(Task) All of the records below must be output exactly, with no pictures carried over.

(Given data)
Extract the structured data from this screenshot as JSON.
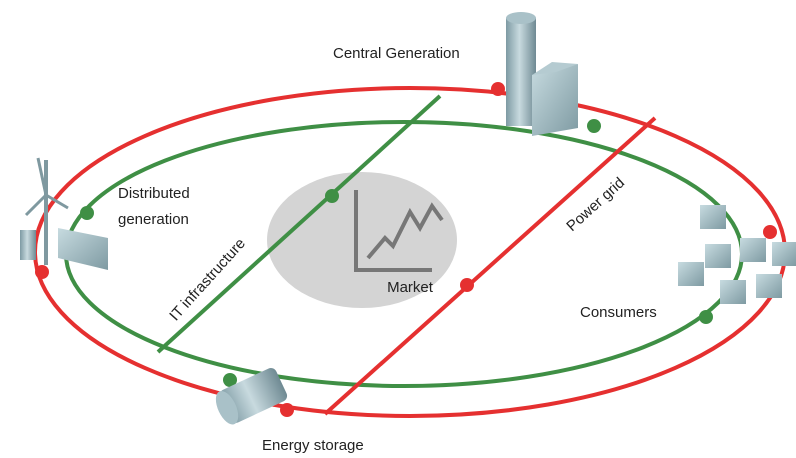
{
  "nodes": [
    {
      "label": "Central Generation"
    },
    {
      "label": [
        "Distributed",
        "generation"
      ]
    },
    {
      "label": "IT infrastructure"
    },
    {
      "label": "Market"
    },
    {
      "label": "Power grid"
    },
    {
      "label": "Consumers"
    },
    {
      "label": "Energy storage"
    }
  ]
}
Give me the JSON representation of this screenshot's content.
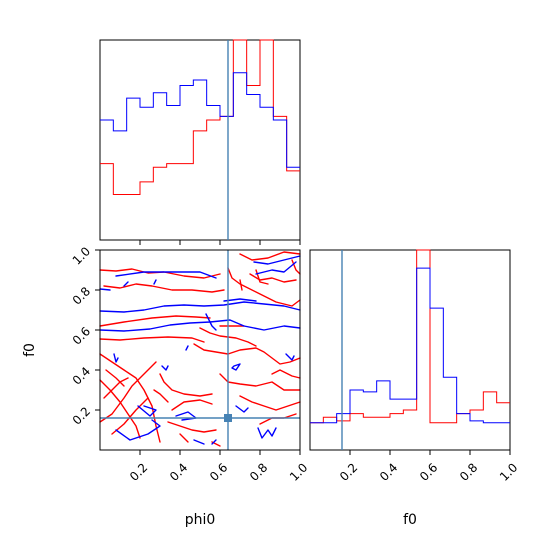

(Response to the exercise)
Extract the structured data from this screenshot as JSON.
{
  "nodes": [
    {
      "label": "Central Generation"
    },
    {
      "label": [
        "Distributed",
        "generation"
      ]
    },
    {
      "label": "IT infrastructure"
    },
    {
      "label": "Market"
    },
    {
      "label": "Power grid"
    },
    {
      "label": "Consumers"
    },
    {
      "label": "Energy storage"
    }
  ]
}
Give me the JSON representation of this screenshot's content.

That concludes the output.